--- begin SUPPLIED DATA ---

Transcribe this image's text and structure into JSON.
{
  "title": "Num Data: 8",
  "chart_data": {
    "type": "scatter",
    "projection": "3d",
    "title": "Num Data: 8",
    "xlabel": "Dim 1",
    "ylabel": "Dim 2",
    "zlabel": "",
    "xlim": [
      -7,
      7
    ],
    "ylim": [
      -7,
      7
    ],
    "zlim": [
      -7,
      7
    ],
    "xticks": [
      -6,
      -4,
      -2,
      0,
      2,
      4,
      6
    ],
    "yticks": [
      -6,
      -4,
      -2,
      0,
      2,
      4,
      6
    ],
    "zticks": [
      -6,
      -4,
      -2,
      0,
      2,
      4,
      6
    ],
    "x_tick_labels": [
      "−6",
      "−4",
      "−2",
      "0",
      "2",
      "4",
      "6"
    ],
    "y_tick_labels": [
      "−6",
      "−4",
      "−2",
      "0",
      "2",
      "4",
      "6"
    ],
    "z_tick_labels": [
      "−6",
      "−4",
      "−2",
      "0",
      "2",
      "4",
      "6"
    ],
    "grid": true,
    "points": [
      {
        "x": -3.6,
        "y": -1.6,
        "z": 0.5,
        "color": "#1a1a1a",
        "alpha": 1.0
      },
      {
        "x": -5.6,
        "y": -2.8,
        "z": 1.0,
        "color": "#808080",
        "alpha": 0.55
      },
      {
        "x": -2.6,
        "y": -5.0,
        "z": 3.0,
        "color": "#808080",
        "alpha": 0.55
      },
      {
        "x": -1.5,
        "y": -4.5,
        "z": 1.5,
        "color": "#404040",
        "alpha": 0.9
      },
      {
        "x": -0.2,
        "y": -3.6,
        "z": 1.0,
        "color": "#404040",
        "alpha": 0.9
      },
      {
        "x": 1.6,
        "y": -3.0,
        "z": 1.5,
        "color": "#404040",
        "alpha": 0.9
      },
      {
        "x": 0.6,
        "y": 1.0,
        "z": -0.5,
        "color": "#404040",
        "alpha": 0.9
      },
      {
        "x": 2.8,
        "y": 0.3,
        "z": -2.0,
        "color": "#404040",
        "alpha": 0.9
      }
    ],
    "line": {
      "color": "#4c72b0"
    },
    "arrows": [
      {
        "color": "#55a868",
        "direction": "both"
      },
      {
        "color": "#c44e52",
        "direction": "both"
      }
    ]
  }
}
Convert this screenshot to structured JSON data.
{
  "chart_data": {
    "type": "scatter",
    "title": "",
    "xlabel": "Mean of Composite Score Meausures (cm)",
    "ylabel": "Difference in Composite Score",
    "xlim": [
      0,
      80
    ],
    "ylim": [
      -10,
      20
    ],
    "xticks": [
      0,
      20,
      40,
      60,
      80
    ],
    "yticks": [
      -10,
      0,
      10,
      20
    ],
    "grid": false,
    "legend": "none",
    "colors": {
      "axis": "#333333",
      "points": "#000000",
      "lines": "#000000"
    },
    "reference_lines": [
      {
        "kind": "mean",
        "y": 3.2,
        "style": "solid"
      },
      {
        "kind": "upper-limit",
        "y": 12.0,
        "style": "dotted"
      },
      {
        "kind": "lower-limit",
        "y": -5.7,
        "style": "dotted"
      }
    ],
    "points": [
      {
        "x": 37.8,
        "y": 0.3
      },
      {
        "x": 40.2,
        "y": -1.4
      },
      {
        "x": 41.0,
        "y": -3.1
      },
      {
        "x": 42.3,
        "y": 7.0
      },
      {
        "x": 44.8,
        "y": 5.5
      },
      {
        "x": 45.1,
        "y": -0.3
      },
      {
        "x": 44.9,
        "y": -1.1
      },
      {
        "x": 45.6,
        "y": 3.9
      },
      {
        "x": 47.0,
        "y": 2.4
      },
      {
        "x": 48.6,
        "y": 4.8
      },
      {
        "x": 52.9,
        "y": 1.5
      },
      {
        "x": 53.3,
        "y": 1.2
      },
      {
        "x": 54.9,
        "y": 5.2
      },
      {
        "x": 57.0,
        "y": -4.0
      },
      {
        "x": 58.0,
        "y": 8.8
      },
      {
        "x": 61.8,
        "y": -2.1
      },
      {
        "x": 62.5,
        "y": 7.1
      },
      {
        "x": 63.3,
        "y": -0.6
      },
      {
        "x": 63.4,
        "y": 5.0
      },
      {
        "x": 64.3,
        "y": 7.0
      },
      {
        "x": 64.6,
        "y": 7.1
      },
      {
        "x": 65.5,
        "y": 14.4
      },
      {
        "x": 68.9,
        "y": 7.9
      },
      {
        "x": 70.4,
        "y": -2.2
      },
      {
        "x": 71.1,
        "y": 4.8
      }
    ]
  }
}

--- end SUPPLIED DATA ---

- WHAT IS ASKED -
Print the whole listing again, exactly.

- TASK ANSWER -
Transcribe this image's text and structure into JSON.
{
  "title": "Num Data: 8",
  "chart_data": {
    "type": "scatter",
    "projection": "3d",
    "title": "Num Data: 8",
    "xlabel": "Dim 1",
    "ylabel": "Dim 2",
    "zlabel": "",
    "xlim": [
      -7,
      7
    ],
    "ylim": [
      -7,
      7
    ],
    "zlim": [
      -7,
      7
    ],
    "xticks": [
      -6,
      -4,
      -2,
      0,
      2,
      4,
      6
    ],
    "yticks": [
      -6,
      -4,
      -2,
      0,
      2,
      4,
      6
    ],
    "zticks": [
      -6,
      -4,
      -2,
      0,
      2,
      4,
      6
    ],
    "x_tick_labels": [
      "−6",
      "−4",
      "−2",
      "0",
      "2",
      "4",
      "6"
    ],
    "y_tick_labels": [
      "−6",
      "−4",
      "−2",
      "0",
      "2",
      "4",
      "6"
    ],
    "z_tick_labels": [
      "−6",
      "−4",
      "−2",
      "0",
      "2",
      "4",
      "6"
    ],
    "grid": true,
    "points": [
      {
        "x": -3.6,
        "y": -1.6,
        "z": 0.5,
        "color": "#1a1a1a",
        "alpha": 1.0
      },
      {
        "x": -5.6,
        "y": -2.8,
        "z": 1.0,
        "color": "#808080",
        "alpha": 0.55
      },
      {
        "x": -2.6,
        "y": -5.0,
        "z": 3.0,
        "color": "#808080",
        "alpha": 0.55
      },
      {
        "x": -1.5,
        "y": -4.5,
        "z": 1.5,
        "color": "#404040",
        "alpha": 0.9
      },
      {
        "x": -0.2,
        "y": -3.6,
        "z": 1.0,
        "color": "#404040",
        "alpha": 0.9
      },
      {
        "x": 1.6,
        "y": -3.0,
        "z": 1.5,
        "color": "#404040",
        "alpha": 0.9
      },
      {
        "x": 0.6,
        "y": 1.0,
        "z": -0.5,
        "color": "#404040",
        "alpha": 0.9
      },
      {
        "x": 2.8,
        "y": 0.3,
        "z": -2.0,
        "color": "#404040",
        "alpha": 0.9
      }
    ],
    "line": {
      "color": "#4c72b0"
    },
    "arrows": [
      {
        "color": "#55a868",
        "direction": "both"
      },
      {
        "color": "#c44e52",
        "direction": "both"
      }
    ]
  }
}
Convert this screenshot to structured JSON data.
{
  "chart_data": {
    "type": "scatter",
    "title": "",
    "xlabel": "Mean of Composite Score Meausures (cm)",
    "ylabel": "Difference in Composite Score",
    "xlim": [
      0,
      80
    ],
    "ylim": [
      -10,
      20
    ],
    "xticks": [
      0,
      20,
      40,
      60,
      80
    ],
    "yticks": [
      -10,
      0,
      10,
      20
    ],
    "grid": false,
    "legend": "none",
    "colors": {
      "axis": "#333333",
      "points": "#000000",
      "lines": "#000000"
    },
    "reference_lines": [
      {
        "kind": "mean",
        "y": 3.2,
        "style": "solid"
      },
      {
        "kind": "upper-limit",
        "y": 12.0,
        "style": "dotted"
      },
      {
        "kind": "lower-limit",
        "y": -5.7,
        "style": "dotted"
      }
    ],
    "points": [
      {
        "x": 37.8,
        "y": 0.3
      },
      {
        "x": 40.2,
        "y": -1.4
      },
      {
        "x": 41.0,
        "y": -3.1
      },
      {
        "x": 42.3,
        "y": 7.0
      },
      {
        "x": 44.8,
        "y": 5.5
      },
      {
        "x": 45.1,
        "y": -0.3
      },
      {
        "x": 44.9,
        "y": -1.1
      },
      {
        "x": 45.6,
        "y": 3.9
      },
      {
        "x": 47.0,
        "y": 2.4
      },
      {
        "x": 48.6,
        "y": 4.8
      },
      {
        "x": 52.9,
        "y": 1.5
      },
      {
        "x": 53.3,
        "y": 1.2
      },
      {
        "x": 54.9,
        "y": 5.2
      },
      {
        "x": 57.0,
        "y": -4.0
      },
      {
        "x": 58.0,
        "y": 8.8
      },
      {
        "x": 61.8,
        "y": -2.1
      },
      {
        "x": 62.5,
        "y": 7.1
      },
      {
        "x": 63.3,
        "y": -0.6
      },
      {
        "x": 63.4,
        "y": 5.0
      },
      {
        "x": 64.3,
        "y": 7.0
      },
      {
        "x": 64.6,
        "y": 7.1
      },
      {
        "x": 65.5,
        "y": 14.4
      },
      {
        "x": 68.9,
        "y": 7.9
      },
      {
        "x": 70.4,
        "y": -2.2
      },
      {
        "x": 71.1,
        "y": 4.8
      }
    ]
  }
}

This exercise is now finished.